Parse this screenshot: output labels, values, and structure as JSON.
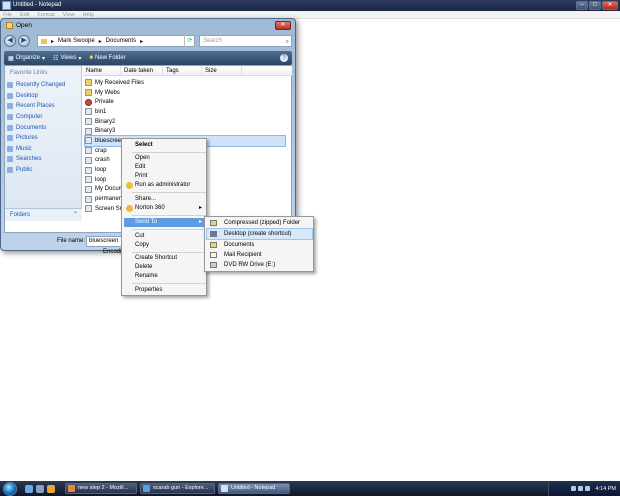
{
  "notepad": {
    "title": "Untitled - Notepad",
    "menu": [
      "File",
      "Edit",
      "Format",
      "View",
      "Help"
    ]
  },
  "dialog": {
    "title": "Open",
    "breadcrumb": [
      "Mark Swoope",
      "Documents"
    ],
    "search_placeholder": "Search",
    "toolbar": {
      "organize": "Organize",
      "views": "Views",
      "new_folder": "New Folder"
    },
    "favorite_links_header": "Favorite Links",
    "favorite_links": [
      "Recently Changed",
      "Desktop",
      "Recent Places",
      "Computer",
      "Documents",
      "Pictures",
      "Music",
      "Searches",
      "Public"
    ],
    "folders_label": "Folders",
    "columns": [
      "Name",
      "Date taken",
      "Tags",
      "Size"
    ],
    "files": [
      {
        "name": "My Received Files",
        "kind": "folder"
      },
      {
        "name": "My Webs",
        "kind": "folder"
      },
      {
        "name": "Private",
        "kind": "app"
      },
      {
        "name": "bin1",
        "kind": "file"
      },
      {
        "name": "Binary2",
        "kind": "file"
      },
      {
        "name": "Binary3",
        "kind": "file"
      },
      {
        "name": "bluescreen",
        "kind": "file"
      },
      {
        "name": "crap",
        "kind": "file"
      },
      {
        "name": "crash",
        "kind": "file"
      },
      {
        "name": "loop",
        "kind": "file"
      },
      {
        "name": "loop",
        "kind": "file"
      },
      {
        "name": "My Docum",
        "kind": "file"
      },
      {
        "name": "permanent",
        "kind": "file"
      },
      {
        "name": "Screen Sna",
        "kind": "file"
      }
    ],
    "selected_index": 6,
    "file_name_label": "File name:",
    "file_name_value": "bluescreen",
    "encoding_label": "Encoding"
  },
  "context_menu": {
    "items": [
      "Select",
      "Open",
      "Edit",
      "Print",
      "Run as administrator",
      "Share...",
      "Norton 360",
      "Send To",
      "Cut",
      "Copy",
      "Create Shortcut",
      "Delete",
      "Rename",
      "Properties"
    ]
  },
  "send_to_menu": {
    "items": [
      "Compressed (zipped) Folder",
      "Desktop (create shortcut)",
      "Documents",
      "Mail Recipient",
      "DVD RW Drive (E:)"
    ]
  },
  "taskbar": {
    "tasks": [
      "new step 2 - Mozill...",
      "scarab gun - Explore...",
      "Untitled - Notepad"
    ],
    "clock": "4:14 PM"
  },
  "colors": {
    "accent": "#5f9be0",
    "link": "#1d56b4",
    "taskbar": "#0e1626"
  }
}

### Exercise prompt
Your copy should match the records word for word, with the pictures removed.

### Response for this exercise
Parse this screenshot: output labels, values, and structure as JSON.
{
  "notepad": {
    "title": "Untitled - Notepad",
    "menu": [
      "File",
      "Edit",
      "Format",
      "View",
      "Help"
    ]
  },
  "dialog": {
    "title": "Open",
    "breadcrumb": [
      "Mark Swoope",
      "Documents"
    ],
    "search_placeholder": "Search",
    "toolbar": {
      "organize": "Organize",
      "views": "Views",
      "new_folder": "New Folder"
    },
    "favorite_links_header": "Favorite Links",
    "favorite_links": [
      "Recently Changed",
      "Desktop",
      "Recent Places",
      "Computer",
      "Documents",
      "Pictures",
      "Music",
      "Searches",
      "Public"
    ],
    "folders_label": "Folders",
    "columns": [
      "Name",
      "Date taken",
      "Tags",
      "Size"
    ],
    "files": [
      {
        "name": "My Received Files",
        "kind": "folder"
      },
      {
        "name": "My Webs",
        "kind": "folder"
      },
      {
        "name": "Private",
        "kind": "app"
      },
      {
        "name": "bin1",
        "kind": "file"
      },
      {
        "name": "Binary2",
        "kind": "file"
      },
      {
        "name": "Binary3",
        "kind": "file"
      },
      {
        "name": "bluescreen",
        "kind": "file"
      },
      {
        "name": "crap",
        "kind": "file"
      },
      {
        "name": "crash",
        "kind": "file"
      },
      {
        "name": "loop",
        "kind": "file"
      },
      {
        "name": "loop",
        "kind": "file"
      },
      {
        "name": "My Docum",
        "kind": "file"
      },
      {
        "name": "permanent",
        "kind": "file"
      },
      {
        "name": "Screen Sna",
        "kind": "file"
      }
    ],
    "selected_index": 6,
    "file_name_label": "File name:",
    "file_name_value": "bluescreen",
    "encoding_label": "Encoding"
  },
  "context_menu": {
    "items": [
      "Select",
      "Open",
      "Edit",
      "Print",
      "Run as administrator",
      "Share...",
      "Norton 360",
      "Send To",
      "Cut",
      "Copy",
      "Create Shortcut",
      "Delete",
      "Rename",
      "Properties"
    ]
  },
  "send_to_menu": {
    "items": [
      "Compressed (zipped) Folder",
      "Desktop (create shortcut)",
      "Documents",
      "Mail Recipient",
      "DVD RW Drive (E:)"
    ]
  },
  "taskbar": {
    "tasks": [
      "new step 2 - Mozill...",
      "scarab gun - Explore...",
      "Untitled - Notepad"
    ],
    "clock": "4:14 PM"
  },
  "colors": {
    "accent": "#5f9be0",
    "link": "#1d56b4",
    "taskbar": "#0e1626"
  }
}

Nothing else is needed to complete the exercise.